* start DATASET EXTRACT *

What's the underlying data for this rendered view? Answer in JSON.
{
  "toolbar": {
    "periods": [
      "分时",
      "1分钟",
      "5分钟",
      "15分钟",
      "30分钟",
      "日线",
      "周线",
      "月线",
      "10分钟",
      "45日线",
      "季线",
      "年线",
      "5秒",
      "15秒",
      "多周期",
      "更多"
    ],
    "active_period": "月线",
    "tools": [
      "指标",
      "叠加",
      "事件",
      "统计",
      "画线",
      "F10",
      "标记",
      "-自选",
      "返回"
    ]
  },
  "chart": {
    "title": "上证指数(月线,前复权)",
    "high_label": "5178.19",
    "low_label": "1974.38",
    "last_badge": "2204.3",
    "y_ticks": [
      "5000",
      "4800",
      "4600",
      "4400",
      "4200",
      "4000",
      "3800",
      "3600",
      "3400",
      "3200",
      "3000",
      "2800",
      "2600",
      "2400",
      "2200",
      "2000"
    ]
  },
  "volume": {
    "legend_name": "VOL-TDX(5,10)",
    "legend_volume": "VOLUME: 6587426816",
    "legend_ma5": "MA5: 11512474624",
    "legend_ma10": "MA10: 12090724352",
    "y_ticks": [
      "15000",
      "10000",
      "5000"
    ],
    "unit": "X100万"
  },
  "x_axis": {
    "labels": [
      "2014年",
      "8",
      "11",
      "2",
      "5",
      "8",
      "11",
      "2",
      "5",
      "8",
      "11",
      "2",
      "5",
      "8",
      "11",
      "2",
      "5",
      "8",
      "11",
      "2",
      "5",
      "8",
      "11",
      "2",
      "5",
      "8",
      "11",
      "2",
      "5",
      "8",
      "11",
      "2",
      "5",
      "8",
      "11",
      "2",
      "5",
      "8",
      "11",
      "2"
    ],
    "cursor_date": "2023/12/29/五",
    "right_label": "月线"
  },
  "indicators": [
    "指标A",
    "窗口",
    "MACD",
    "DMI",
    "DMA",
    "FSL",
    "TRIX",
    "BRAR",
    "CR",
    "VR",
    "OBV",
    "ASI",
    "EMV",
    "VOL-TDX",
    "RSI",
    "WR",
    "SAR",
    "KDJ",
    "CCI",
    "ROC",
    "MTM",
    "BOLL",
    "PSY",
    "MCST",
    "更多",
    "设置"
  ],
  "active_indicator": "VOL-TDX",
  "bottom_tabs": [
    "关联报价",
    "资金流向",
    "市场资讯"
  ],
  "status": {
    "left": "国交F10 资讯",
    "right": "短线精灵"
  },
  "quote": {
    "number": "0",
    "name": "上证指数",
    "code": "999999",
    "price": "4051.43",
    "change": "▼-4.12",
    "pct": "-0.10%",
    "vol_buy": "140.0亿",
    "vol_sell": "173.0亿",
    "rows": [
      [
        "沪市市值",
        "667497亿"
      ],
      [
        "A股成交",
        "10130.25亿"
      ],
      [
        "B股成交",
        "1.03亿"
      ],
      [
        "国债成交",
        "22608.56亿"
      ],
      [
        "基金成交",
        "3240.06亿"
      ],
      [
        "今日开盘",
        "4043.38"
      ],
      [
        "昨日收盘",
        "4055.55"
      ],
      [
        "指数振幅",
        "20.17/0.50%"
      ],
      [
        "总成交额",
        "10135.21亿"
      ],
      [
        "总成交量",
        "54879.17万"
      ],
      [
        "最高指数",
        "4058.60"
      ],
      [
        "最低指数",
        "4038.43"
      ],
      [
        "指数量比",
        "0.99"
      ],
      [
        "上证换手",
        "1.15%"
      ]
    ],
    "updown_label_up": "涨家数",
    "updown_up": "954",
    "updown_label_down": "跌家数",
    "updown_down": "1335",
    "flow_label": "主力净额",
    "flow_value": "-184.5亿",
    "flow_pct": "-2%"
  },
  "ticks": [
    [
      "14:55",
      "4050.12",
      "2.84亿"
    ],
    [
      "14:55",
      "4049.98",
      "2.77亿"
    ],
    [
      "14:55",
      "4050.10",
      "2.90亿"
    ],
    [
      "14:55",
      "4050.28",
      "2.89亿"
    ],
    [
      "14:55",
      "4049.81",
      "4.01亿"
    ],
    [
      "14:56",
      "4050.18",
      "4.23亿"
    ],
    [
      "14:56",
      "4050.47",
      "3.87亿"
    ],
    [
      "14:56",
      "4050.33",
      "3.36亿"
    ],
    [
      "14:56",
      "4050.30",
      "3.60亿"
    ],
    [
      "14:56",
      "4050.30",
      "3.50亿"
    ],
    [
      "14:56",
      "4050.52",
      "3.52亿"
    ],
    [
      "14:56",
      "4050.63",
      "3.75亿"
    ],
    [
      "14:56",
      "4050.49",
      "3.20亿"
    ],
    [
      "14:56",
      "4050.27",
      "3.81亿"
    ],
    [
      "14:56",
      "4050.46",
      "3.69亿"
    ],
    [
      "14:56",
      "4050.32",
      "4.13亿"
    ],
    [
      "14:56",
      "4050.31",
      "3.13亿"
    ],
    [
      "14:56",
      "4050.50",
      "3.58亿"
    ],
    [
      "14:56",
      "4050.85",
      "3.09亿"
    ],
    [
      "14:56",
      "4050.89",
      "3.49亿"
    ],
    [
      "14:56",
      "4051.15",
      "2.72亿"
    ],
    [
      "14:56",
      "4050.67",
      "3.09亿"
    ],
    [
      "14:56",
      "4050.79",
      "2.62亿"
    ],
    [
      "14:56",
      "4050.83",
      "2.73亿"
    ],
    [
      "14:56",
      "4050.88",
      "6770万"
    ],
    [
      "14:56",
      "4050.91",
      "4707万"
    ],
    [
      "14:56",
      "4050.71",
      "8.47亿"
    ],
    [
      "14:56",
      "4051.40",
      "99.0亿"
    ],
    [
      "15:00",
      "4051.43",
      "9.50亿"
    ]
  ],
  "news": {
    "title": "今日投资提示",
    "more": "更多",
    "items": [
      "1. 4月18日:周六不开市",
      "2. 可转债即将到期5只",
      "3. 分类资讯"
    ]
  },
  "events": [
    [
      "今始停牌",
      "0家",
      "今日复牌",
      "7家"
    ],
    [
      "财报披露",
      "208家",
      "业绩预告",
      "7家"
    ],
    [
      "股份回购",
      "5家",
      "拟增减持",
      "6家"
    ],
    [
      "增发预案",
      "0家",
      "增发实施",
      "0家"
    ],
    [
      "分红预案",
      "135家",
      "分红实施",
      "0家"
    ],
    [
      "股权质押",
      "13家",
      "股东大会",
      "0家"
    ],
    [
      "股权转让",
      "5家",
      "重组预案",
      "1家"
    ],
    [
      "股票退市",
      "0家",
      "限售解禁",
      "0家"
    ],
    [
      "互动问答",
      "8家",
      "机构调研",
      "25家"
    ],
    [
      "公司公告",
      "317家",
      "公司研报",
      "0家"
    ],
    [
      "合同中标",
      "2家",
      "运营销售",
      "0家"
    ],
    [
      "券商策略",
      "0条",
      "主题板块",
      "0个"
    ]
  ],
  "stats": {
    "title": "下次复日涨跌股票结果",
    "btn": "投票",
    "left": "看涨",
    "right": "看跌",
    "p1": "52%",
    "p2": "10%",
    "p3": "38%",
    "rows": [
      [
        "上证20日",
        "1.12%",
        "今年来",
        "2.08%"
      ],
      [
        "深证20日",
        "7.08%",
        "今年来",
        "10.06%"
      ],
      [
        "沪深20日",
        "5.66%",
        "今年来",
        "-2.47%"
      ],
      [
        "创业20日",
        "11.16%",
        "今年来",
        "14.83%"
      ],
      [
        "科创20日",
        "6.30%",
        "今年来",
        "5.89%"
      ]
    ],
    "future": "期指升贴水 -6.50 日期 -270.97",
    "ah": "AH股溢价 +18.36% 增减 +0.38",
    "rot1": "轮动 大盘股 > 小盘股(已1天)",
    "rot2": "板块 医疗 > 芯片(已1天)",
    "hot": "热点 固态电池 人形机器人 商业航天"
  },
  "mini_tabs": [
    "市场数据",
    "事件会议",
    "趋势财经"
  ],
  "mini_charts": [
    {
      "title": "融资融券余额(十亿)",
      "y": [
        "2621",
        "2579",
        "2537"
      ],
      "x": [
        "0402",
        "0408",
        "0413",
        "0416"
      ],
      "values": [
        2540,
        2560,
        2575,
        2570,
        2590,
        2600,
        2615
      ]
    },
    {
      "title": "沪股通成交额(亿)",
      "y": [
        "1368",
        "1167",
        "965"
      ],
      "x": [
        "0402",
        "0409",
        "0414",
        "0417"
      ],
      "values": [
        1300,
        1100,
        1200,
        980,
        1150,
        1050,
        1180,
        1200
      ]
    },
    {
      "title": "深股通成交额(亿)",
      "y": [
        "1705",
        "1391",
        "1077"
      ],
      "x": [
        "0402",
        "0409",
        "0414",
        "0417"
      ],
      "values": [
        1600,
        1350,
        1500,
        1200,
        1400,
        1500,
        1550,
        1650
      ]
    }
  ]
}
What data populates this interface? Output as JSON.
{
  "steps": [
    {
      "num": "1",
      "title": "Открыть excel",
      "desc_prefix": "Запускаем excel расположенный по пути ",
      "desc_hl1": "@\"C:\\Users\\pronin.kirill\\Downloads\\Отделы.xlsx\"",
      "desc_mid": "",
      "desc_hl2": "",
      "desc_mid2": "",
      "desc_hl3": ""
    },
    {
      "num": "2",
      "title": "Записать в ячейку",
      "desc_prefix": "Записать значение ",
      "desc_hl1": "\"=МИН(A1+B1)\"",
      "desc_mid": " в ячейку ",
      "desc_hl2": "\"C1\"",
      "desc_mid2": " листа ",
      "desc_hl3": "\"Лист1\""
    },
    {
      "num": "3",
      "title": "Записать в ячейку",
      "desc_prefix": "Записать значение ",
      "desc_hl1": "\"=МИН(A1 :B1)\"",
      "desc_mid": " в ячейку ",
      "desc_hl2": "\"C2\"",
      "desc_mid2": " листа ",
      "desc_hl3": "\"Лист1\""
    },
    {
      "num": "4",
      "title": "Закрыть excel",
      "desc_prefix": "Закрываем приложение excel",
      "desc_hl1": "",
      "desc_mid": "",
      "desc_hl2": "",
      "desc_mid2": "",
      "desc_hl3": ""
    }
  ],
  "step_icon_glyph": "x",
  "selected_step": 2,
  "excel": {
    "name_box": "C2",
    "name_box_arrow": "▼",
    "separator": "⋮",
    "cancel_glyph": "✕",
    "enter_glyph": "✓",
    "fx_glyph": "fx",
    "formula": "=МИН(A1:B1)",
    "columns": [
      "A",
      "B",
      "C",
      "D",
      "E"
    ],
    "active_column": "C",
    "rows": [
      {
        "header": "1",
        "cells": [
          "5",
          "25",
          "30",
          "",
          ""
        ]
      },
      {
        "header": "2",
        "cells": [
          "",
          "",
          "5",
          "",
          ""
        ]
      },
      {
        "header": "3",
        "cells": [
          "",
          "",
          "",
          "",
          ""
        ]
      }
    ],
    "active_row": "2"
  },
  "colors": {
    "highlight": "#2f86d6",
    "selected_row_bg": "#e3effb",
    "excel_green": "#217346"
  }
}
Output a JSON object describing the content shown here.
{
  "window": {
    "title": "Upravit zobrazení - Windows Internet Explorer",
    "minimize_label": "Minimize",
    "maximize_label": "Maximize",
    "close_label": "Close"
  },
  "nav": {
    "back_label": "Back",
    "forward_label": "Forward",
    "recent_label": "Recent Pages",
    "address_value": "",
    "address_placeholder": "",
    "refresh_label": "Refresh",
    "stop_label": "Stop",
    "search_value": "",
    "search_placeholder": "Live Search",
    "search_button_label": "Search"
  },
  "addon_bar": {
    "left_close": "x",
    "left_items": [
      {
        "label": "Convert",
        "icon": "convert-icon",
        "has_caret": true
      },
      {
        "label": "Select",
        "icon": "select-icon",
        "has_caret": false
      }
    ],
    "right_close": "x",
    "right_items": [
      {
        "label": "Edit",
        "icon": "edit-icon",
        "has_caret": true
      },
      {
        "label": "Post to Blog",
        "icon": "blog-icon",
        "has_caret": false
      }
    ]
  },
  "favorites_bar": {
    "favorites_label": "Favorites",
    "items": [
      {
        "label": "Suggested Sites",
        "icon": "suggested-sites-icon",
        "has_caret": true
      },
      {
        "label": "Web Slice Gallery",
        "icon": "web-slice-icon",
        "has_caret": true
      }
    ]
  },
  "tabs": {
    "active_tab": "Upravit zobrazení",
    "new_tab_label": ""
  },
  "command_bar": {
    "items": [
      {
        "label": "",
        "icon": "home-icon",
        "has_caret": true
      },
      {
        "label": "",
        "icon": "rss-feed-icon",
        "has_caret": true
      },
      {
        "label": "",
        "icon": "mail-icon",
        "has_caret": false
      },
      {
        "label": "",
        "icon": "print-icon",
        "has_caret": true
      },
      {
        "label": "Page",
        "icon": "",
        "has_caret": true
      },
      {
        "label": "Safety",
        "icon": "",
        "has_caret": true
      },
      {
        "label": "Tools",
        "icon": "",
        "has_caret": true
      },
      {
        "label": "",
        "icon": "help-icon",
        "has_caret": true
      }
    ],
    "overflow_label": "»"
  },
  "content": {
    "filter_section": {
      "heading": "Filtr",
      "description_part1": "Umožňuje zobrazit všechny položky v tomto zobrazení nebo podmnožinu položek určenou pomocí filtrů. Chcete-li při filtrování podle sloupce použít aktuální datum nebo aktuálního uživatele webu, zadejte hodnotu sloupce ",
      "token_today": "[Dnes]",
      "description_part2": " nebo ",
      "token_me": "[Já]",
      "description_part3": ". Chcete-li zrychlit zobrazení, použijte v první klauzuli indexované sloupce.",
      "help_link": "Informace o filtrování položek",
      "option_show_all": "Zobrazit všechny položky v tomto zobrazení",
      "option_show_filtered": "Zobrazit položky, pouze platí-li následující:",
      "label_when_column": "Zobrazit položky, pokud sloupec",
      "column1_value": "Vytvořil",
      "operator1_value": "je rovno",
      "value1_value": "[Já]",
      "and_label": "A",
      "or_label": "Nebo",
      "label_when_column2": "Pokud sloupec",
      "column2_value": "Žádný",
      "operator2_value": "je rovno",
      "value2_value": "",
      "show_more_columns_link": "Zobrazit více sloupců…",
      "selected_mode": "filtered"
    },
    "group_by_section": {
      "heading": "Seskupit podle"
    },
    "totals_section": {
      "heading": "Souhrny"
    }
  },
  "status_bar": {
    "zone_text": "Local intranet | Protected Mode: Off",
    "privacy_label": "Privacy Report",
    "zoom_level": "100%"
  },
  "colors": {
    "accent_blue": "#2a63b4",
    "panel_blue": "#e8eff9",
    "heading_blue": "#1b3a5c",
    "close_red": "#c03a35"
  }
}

* end DATASET EXTRACT *

(GIVEN REQUEST):
Of all the lines in the listing above, how many include "podle"? Write only the number.

(RESPONSE TO THE TASK):
2